• Texto para leer:
★ ★ ★ ★ ★

VATICANO - AVE MARIA a cargo de don Luciano Alimandi - “La conversión no acepta demoras”

miércoles, 19 septiembre 2007

Ciudad del Vaticano (Agencia Fides) - Una de las tentaciones más frecuentes para quien está encaminado en el camino del Señor, es aquella de rendirse frente al pecado, frente a las propias tendencias pecaminosas y convencerse que es necesario integrarlas en la propia vida en vez de combatirlas. Pero el plan de Dios para el hombre, así como ha sido revelado por Jesucristo, es el que los Padres griegos llaman “la divinización de la criatura”, es decir la transformación en Cristo: “y no vivo yo, sino que es Cristo quien vive en mí” (Gal 2, 20).
Un falso concepto de misericordia es con frecuencia la causa de la caída en el camino de la conversión. En efecto, si bien es verdad que la misericordia divina perdona todo pecado al pecador que lo confiesa, es también verdadero que Esta es un fuego que quiere quemar todo aquello que se opone a la santidad de Dios. “Sed perfectos como vuestro Padre que está en los cielos es perfecto” (Mt 5, 48). La Palabra de Dios no deja espacio a malentendidos o a compensaciones.

★ ★ ★ ★ ★

• Datos aportados:
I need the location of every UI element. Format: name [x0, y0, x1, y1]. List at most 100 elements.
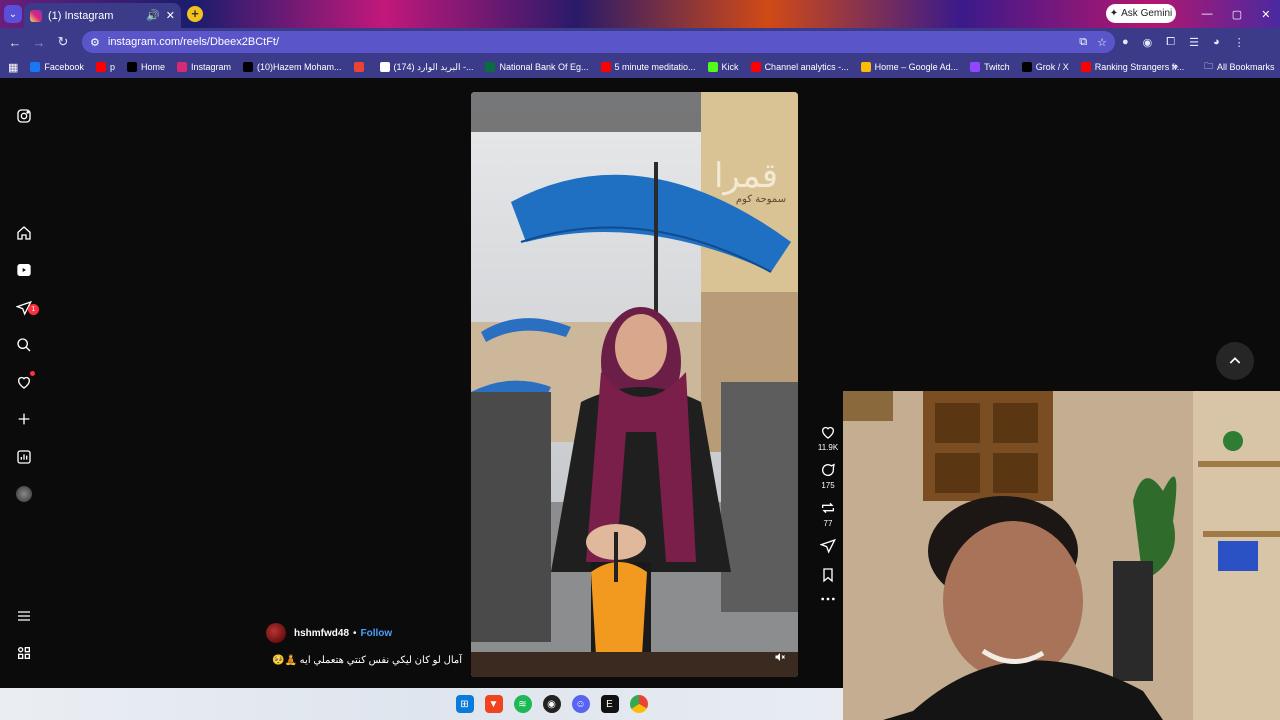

★ ★ ★ ★ ★

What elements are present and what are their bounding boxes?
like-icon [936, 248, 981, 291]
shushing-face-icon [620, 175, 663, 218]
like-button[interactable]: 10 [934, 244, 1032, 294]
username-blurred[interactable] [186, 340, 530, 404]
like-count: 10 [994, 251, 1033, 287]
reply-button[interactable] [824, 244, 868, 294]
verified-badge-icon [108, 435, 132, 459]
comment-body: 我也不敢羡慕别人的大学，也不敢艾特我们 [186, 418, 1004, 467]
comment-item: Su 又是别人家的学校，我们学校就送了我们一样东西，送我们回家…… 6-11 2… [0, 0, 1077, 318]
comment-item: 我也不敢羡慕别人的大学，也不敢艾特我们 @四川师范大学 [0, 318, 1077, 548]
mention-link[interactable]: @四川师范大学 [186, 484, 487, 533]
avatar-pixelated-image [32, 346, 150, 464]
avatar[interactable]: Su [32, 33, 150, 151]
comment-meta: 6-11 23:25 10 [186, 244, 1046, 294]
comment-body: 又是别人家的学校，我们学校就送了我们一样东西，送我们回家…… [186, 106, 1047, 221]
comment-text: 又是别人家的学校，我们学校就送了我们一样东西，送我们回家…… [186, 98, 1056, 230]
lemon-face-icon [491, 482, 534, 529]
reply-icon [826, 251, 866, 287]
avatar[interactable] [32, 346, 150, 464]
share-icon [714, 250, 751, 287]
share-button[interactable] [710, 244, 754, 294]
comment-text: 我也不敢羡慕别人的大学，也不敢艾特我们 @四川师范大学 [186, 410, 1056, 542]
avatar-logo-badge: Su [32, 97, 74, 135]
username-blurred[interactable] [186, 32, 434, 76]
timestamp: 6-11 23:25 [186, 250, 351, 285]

★ ★ ★ ★ ★

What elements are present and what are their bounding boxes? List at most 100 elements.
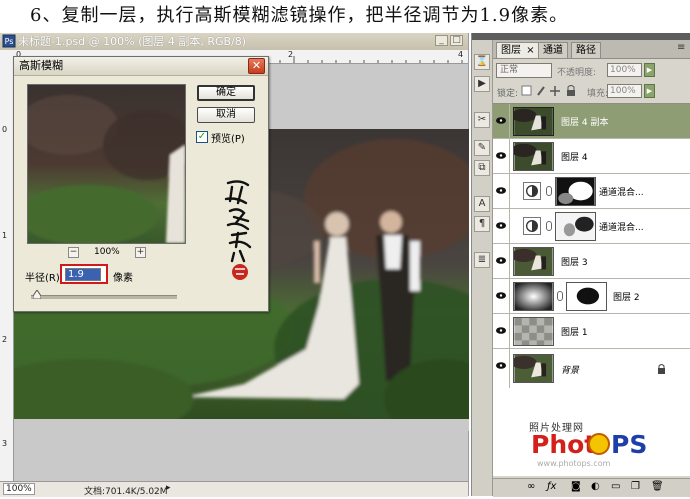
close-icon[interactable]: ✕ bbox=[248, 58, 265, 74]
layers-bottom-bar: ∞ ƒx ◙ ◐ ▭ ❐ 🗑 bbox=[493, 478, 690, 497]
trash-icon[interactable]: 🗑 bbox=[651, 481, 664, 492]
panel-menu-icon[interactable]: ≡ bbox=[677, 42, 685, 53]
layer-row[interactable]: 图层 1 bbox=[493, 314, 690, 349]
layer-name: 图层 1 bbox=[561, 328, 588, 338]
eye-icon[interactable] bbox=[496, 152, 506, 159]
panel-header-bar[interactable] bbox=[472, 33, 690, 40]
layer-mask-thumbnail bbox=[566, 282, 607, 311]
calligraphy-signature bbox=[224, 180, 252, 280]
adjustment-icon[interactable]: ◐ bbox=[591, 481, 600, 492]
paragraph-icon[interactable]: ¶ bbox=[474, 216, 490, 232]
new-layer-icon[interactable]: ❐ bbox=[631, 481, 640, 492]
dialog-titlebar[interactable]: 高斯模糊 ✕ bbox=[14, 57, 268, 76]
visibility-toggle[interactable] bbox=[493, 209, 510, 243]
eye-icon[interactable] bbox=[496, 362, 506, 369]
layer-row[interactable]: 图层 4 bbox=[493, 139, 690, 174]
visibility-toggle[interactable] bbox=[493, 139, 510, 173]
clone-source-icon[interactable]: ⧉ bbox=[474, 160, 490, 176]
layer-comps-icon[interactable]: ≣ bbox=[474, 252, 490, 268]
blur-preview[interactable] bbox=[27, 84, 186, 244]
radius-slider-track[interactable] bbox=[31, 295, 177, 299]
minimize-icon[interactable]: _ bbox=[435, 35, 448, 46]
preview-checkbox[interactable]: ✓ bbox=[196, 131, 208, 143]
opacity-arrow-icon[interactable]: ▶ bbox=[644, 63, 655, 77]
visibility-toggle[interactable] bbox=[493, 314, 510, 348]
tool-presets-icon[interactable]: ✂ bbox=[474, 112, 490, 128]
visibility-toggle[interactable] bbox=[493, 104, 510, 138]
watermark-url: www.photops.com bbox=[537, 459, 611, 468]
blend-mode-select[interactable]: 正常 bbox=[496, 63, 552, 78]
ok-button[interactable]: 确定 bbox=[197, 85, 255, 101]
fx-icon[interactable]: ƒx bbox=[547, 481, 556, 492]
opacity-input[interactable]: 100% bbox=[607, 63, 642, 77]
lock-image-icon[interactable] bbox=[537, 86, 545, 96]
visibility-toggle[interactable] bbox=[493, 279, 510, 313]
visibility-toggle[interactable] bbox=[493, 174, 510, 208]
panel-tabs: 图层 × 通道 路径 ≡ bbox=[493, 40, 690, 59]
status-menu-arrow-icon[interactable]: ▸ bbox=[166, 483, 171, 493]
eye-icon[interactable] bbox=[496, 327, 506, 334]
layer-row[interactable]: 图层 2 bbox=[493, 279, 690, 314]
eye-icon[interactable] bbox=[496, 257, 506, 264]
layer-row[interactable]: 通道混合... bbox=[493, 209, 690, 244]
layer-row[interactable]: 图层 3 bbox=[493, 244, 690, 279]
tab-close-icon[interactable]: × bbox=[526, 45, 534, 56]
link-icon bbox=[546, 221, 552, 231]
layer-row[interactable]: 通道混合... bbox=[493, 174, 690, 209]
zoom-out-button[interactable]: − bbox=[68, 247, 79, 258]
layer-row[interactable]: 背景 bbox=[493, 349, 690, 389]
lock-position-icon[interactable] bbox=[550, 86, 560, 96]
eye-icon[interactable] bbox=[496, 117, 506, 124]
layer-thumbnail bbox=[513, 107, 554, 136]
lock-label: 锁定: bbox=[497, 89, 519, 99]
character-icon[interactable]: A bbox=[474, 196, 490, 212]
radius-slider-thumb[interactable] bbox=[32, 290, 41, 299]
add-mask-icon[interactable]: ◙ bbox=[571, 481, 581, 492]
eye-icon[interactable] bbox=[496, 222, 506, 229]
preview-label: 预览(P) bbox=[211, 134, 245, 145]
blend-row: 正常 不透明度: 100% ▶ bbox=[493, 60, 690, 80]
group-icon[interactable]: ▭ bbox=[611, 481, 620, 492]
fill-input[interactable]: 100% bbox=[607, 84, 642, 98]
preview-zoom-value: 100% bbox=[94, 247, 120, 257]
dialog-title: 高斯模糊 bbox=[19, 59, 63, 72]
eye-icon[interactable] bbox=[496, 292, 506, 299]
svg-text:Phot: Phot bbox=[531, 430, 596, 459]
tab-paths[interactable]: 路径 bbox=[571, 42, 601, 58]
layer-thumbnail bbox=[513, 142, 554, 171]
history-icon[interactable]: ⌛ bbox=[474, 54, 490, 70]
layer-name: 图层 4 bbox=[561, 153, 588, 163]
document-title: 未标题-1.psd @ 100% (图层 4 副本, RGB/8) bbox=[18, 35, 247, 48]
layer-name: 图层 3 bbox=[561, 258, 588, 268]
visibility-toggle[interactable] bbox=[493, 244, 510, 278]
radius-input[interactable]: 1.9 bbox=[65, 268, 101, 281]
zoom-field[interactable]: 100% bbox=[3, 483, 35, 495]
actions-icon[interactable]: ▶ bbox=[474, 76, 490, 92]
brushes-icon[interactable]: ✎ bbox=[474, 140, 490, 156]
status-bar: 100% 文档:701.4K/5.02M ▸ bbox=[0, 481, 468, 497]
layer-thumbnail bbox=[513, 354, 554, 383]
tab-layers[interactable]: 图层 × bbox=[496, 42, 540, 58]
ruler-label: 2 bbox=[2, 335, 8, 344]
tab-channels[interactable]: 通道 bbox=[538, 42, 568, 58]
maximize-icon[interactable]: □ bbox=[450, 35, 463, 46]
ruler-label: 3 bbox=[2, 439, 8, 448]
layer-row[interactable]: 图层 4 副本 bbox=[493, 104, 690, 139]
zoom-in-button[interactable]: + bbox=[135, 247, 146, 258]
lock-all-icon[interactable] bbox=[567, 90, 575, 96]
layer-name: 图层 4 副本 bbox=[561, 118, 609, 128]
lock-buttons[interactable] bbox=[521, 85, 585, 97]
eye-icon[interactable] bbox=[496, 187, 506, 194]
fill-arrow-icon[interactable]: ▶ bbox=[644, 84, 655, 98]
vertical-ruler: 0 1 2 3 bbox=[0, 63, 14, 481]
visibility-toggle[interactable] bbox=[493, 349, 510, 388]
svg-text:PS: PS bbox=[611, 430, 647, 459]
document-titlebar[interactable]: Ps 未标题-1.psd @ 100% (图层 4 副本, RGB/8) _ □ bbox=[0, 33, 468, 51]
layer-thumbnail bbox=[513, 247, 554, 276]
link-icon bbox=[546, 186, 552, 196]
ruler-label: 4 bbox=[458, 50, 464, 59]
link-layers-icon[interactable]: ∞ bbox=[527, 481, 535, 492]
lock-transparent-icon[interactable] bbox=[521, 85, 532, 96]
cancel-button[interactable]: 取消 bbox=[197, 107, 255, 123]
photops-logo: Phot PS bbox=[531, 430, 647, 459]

★ ★ ★ ★ ★

Copia sin cambios el trozo del texto sobre la conversión que empieza con "Un falso concepto" y sigue hasta "o a compensaciones.". Básate únicamente en el texto.

Un falso concepto de misericordia es con frecuencia la causa de la caída en el camino de la conversión. En efecto, si bien es verdad que la misericordia divina perdona todo pecado al pecador que lo confiesa, es también verdadero que Esta es un fuego que quiere quemar todo aquello que se opone a la santidad de Dios. “Sed perfectos como vuestro Padre que está en los cielos es perfecto” (Mt 5, 48). La Palabra de Dios no deja espacio a malentendidos o a compensaciones.